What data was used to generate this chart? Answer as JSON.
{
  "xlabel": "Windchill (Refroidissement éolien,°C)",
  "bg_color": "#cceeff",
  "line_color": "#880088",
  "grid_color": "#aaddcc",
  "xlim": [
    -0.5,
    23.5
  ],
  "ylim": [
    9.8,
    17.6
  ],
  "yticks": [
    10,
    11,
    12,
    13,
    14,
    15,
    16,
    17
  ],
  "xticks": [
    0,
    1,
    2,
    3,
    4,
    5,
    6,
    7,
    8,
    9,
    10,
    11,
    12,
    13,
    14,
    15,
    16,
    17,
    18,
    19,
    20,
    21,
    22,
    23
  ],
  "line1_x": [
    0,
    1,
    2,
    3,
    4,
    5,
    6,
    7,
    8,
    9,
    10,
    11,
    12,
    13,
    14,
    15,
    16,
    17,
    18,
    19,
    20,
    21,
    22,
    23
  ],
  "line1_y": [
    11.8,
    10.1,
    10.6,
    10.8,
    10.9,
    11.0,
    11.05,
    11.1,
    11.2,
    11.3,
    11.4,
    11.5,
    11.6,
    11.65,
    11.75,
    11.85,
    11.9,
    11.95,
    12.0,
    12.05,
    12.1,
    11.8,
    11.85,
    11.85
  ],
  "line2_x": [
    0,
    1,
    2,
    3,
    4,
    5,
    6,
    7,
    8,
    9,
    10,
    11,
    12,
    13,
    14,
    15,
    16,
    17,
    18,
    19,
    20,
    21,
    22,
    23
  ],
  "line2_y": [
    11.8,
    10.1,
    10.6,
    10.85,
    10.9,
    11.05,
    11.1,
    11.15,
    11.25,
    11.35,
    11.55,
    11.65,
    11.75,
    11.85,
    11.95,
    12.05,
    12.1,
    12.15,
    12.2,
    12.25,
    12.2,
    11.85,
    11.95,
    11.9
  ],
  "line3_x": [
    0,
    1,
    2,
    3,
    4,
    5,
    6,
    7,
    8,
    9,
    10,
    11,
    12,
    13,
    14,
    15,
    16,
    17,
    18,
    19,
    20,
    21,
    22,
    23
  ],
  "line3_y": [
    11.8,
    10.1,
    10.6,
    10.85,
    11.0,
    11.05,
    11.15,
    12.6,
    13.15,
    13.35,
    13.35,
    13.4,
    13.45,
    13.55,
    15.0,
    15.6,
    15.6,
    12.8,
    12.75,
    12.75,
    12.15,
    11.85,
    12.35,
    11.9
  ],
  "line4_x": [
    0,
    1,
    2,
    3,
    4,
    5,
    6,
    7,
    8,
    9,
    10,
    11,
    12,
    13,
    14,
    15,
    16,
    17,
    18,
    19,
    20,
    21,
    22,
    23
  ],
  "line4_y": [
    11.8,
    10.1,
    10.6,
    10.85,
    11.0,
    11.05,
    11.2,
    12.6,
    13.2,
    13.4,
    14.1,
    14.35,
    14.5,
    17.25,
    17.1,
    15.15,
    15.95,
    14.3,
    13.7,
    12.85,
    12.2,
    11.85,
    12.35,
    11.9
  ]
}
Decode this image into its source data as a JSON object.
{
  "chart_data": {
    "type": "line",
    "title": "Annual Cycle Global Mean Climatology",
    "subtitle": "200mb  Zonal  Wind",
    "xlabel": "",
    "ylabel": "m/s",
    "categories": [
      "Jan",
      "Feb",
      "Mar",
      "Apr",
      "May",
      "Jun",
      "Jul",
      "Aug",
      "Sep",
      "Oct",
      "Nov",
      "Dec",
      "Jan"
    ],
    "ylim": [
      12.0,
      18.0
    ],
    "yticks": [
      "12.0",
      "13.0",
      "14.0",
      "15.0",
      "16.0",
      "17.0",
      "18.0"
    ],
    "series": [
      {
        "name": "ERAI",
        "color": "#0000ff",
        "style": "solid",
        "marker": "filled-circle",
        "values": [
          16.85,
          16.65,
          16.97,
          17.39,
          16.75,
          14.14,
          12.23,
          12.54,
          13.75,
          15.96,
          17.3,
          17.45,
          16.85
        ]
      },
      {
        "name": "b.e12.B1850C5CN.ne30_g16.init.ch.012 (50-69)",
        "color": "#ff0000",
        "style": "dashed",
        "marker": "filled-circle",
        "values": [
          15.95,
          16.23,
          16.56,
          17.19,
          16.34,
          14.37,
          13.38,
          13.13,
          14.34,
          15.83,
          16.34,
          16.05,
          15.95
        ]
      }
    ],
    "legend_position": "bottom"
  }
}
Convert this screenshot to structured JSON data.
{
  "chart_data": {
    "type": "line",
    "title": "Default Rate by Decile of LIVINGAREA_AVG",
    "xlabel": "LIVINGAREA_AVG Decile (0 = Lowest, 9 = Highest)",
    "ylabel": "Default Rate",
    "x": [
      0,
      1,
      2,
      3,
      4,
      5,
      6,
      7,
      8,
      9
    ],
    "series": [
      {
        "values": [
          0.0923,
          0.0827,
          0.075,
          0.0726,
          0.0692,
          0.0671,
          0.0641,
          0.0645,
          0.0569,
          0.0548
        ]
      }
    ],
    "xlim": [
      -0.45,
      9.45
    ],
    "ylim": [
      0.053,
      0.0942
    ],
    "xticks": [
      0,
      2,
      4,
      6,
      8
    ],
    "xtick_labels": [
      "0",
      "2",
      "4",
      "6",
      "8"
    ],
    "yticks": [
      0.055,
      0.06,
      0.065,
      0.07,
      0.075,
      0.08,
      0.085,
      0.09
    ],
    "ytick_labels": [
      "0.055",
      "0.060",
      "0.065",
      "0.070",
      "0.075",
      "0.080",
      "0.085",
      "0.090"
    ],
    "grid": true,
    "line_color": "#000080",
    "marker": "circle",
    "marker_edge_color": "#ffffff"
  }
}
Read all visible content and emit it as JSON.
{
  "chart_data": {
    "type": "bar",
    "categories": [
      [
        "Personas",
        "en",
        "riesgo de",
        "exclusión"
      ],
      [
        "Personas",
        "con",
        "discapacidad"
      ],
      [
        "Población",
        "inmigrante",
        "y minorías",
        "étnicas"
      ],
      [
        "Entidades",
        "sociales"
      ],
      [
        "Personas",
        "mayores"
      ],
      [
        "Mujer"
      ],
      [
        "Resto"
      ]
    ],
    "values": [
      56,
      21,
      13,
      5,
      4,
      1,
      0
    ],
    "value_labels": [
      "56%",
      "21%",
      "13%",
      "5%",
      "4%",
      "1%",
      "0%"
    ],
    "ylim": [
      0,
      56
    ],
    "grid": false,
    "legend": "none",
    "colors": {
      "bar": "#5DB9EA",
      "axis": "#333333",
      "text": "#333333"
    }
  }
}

★ ★ ★ ★ ★

## THE TASK:
Each record must be returned exactly as it is written.

## SOLUTION:
What data was used to generate this chart? Answer as JSON.
{
  "xlabel": "Windchill (Refroidissement éolien,°C)",
  "bg_color": "#cceeff",
  "line_color": "#880088",
  "grid_color": "#aaddcc",
  "xlim": [
    -0.5,
    23.5
  ],
  "ylim": [
    9.8,
    17.6
  ],
  "yticks": [
    10,
    11,
    12,
    13,
    14,
    15,
    16,
    17
  ],
  "xticks": [
    0,
    1,
    2,
    3,
    4,
    5,
    6,
    7,
    8,
    9,
    10,
    11,
    12,
    13,
    14,
    15,
    16,
    17,
    18,
    19,
    20,
    21,
    22,
    23
  ],
  "line1_x": [
    0,
    1,
    2,
    3,
    4,
    5,
    6,
    7,
    8,
    9,
    10,
    11,
    12,
    13,
    14,
    15,
    16,
    17,
    18,
    19,
    20,
    21,
    22,
    23
  ],
  "line1_y": [
    11.8,
    10.1,
    10.6,
    10.8,
    10.9,
    11.0,
    11.05,
    11.1,
    11.2,
    11.3,
    11.4,
    11.5,
    11.6,
    11.65,
    11.75,
    11.85,
    11.9,
    11.95,
    12.0,
    12.05,
    12.1,
    11.8,
    11.85,
    11.85
  ],
  "line2_x": [
    0,
    1,
    2,
    3,
    4,
    5,
    6,
    7,
    8,
    9,
    10,
    11,
    12,
    13,
    14,
    15,
    16,
    17,
    18,
    19,
    20,
    21,
    22,
    23
  ],
  "line2_y": [
    11.8,
    10.1,
    10.6,
    10.85,
    10.9,
    11.05,
    11.1,
    11.15,
    11.25,
    11.35,
    11.55,
    11.65,
    11.75,
    11.85,
    11.95,
    12.05,
    12.1,
    12.15,
    12.2,
    12.25,
    12.2,
    11.85,
    11.95,
    11.9
  ],
  "line3_x": [
    0,
    1,
    2,
    3,
    4,
    5,
    6,
    7,
    8,
    9,
    10,
    11,
    12,
    13,
    14,
    15,
    16,
    17,
    18,
    19,
    20,
    21,
    22,
    23
  ],
  "line3_y": [
    11.8,
    10.1,
    10.6,
    10.85,
    11.0,
    11.05,
    11.15,
    12.6,
    13.15,
    13.35,
    13.35,
    13.4,
    13.45,
    13.55,
    15.0,
    15.6,
    15.6,
    12.8,
    12.75,
    12.75,
    12.15,
    11.85,
    12.35,
    11.9
  ],
  "line4_x": [
    0,
    1,
    2,
    3,
    4,
    5,
    6,
    7,
    8,
    9,
    10,
    11,
    12,
    13,
    14,
    15,
    16,
    17,
    18,
    19,
    20,
    21,
    22,
    23
  ],
  "line4_y": [
    11.8,
    10.1,
    10.6,
    10.85,
    11.0,
    11.05,
    11.2,
    12.6,
    13.2,
    13.4,
    14.1,
    14.35,
    14.5,
    17.25,
    17.1,
    15.15,
    15.95,
    14.3,
    13.7,
    12.85,
    12.2,
    11.85,
    12.35,
    11.9
  ]
}
Decode this image into its source data as a JSON object.
{
  "chart_data": {
    "type": "line",
    "title": "Annual Cycle Global Mean Climatology",
    "subtitle": "200mb  Zonal  Wind",
    "xlabel": "",
    "ylabel": "m/s",
    "categories": [
      "Jan",
      "Feb",
      "Mar",
      "Apr",
      "May",
      "Jun",
      "Jul",
      "Aug",
      "Sep",
      "Oct",
      "Nov",
      "Dec",
      "Jan"
    ],
    "ylim": [
      12.0,
      18.0
    ],
    "yticks": [
      "12.0",
      "13.0",
      "14.0",
      "15.0",
      "16.0",
      "17.0",
      "18.0"
    ],
    "series": [
      {
        "name": "ERAI",
        "color": "#0000ff",
        "style": "solid",
        "marker": "filled-circle",
        "values": [
          16.85,
          16.65,
          16.97,
          17.39,
          16.75,
          14.14,
          12.23,
          12.54,
          13.75,
          15.96,
          17.3,
          17.45,
          16.85
        ]
      },
      {
        "name": "b.e12.B1850C5CN.ne30_g16.init.ch.012 (50-69)",
        "color": "#ff0000",
        "style": "dashed",
        "marker": "filled-circle",
        "values": [
          15.95,
          16.23,
          16.56,
          17.19,
          16.34,
          14.37,
          13.38,
          13.13,
          14.34,
          15.83,
          16.34,
          16.05,
          15.95
        ]
      }
    ],
    "legend_position": "bottom"
  }
}
Convert this screenshot to structured JSON data.
{
  "chart_data": {
    "type": "line",
    "title": "Default Rate by Decile of LIVINGAREA_AVG",
    "xlabel": "LIVINGAREA_AVG Decile (0 = Lowest, 9 = Highest)",
    "ylabel": "Default Rate",
    "x": [
      0,
      1,
      2,
      3,
      4,
      5,
      6,
      7,
      8,
      9
    ],
    "series": [
      {
        "values": [
          0.0923,
          0.0827,
          0.075,
          0.0726,
          0.0692,
          0.0671,
          0.0641,
          0.0645,
          0.0569,
          0.0548
        ]
      }
    ],
    "xlim": [
      -0.45,
      9.45
    ],
    "ylim": [
      0.053,
      0.0942
    ],
    "xticks": [
      0,
      2,
      4,
      6,
      8
    ],
    "xtick_labels": [
      "0",
      "2",
      "4",
      "6",
      "8"
    ],
    "yticks": [
      0.055,
      0.06,
      0.065,
      0.07,
      0.075,
      0.08,
      0.085,
      0.09
    ],
    "ytick_labels": [
      "0.055",
      "0.060",
      "0.065",
      "0.070",
      "0.075",
      "0.080",
      "0.085",
      "0.090"
    ],
    "grid": true,
    "line_color": "#000080",
    "marker": "circle",
    "marker_edge_color": "#ffffff"
  }
}
Read all visible content and emit it as JSON.
{
  "chart_data": {
    "type": "bar",
    "categories": [
      [
        "Personas",
        "en",
        "riesgo de",
        "exclusión"
      ],
      [
        "Personas",
        "con",
        "discapacidad"
      ],
      [
        "Población",
        "inmigrante",
        "y minorías",
        "étnicas"
      ],
      [
        "Entidades",
        "sociales"
      ],
      [
        "Personas",
        "mayores"
      ],
      [
        "Mujer"
      ],
      [
        "Resto"
      ]
    ],
    "values": [
      56,
      21,
      13,
      5,
      4,
      1,
      0
    ],
    "value_labels": [
      "56%",
      "21%",
      "13%",
      "5%",
      "4%",
      "1%",
      "0%"
    ],
    "ylim": [
      0,
      56
    ],
    "grid": false,
    "legend": "none",
    "colors": {
      "bar": "#5DB9EA",
      "axis": "#333333",
      "text": "#333333"
    }
  }
}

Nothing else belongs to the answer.